### WHAT TO WORK ON
Filter these entries so that only lines with the word "process" remain.

=== GIVEN ENTRIES ===

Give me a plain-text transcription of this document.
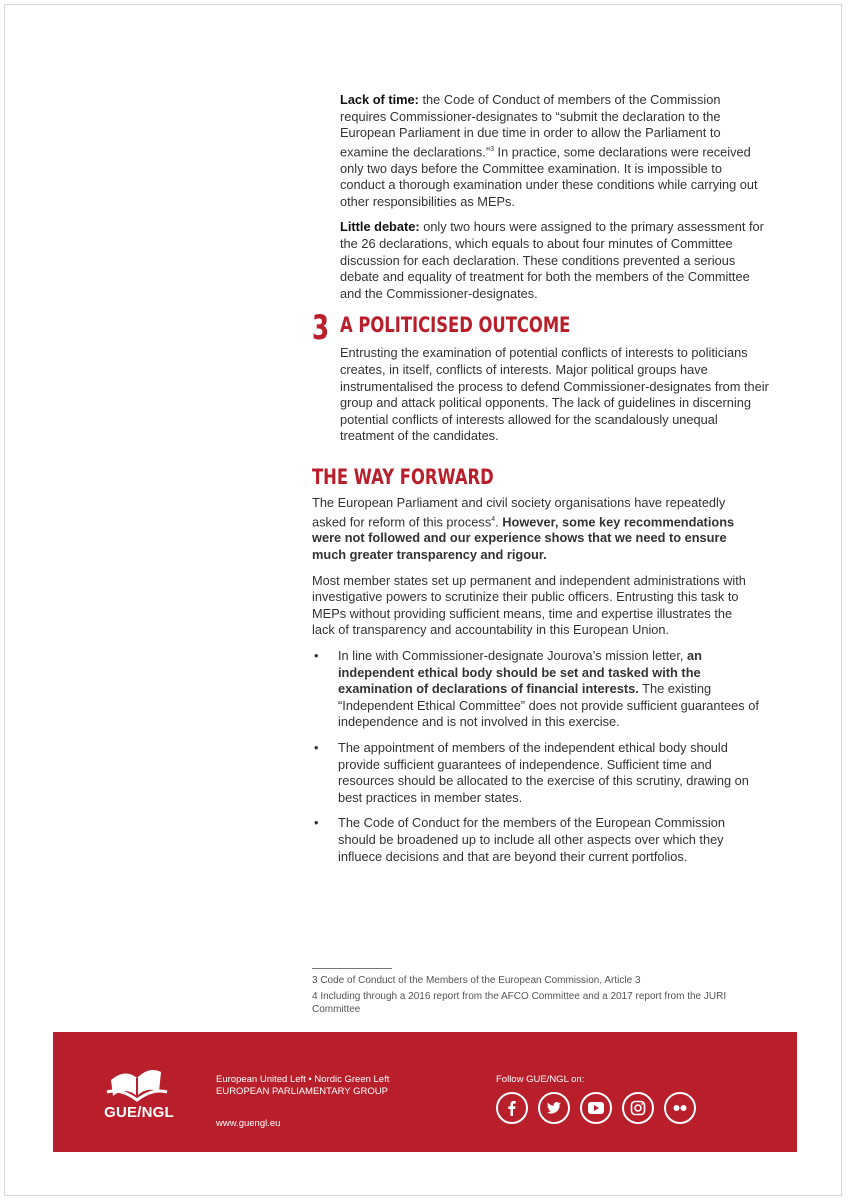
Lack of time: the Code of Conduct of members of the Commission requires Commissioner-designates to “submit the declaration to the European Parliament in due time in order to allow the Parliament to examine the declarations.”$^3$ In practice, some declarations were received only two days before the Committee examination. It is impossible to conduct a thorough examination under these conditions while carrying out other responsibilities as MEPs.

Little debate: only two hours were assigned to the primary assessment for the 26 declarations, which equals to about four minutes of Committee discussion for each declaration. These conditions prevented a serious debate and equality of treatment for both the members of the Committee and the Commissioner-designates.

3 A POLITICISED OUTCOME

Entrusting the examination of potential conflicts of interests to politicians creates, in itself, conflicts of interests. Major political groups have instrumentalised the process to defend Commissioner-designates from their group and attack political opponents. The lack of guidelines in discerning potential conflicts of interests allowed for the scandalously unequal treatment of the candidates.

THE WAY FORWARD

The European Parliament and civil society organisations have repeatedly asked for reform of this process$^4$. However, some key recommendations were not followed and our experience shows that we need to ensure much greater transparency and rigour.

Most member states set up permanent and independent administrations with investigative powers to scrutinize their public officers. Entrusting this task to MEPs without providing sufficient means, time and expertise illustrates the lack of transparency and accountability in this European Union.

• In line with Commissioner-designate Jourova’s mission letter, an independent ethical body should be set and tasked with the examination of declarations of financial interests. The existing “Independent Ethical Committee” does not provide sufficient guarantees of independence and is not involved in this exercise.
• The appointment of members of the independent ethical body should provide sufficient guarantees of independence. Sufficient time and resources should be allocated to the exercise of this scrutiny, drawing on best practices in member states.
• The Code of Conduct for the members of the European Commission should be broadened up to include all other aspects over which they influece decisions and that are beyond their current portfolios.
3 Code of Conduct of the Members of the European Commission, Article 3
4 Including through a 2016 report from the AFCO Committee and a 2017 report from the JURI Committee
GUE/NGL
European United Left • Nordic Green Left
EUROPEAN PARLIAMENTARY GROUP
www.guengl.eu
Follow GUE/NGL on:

===

### PROBLEM SOLUTION
Entrusting the examination of potential conflicts of interests to politicians creates, in itself, conflicts of interests. Major political groups have instrumentalised the process to defend Commissioner-designates from their group and attack political opponents. The lack of guidelines in discerning potential conflicts of interests allowed for the scandalously unequal treatment of the candidates.
The European Parliament and civil society organisations have repeatedly asked for reform of this process$^4$. However, some key recommendations were not followed and our experience shows that we need to ensure much greater transparency and rigour.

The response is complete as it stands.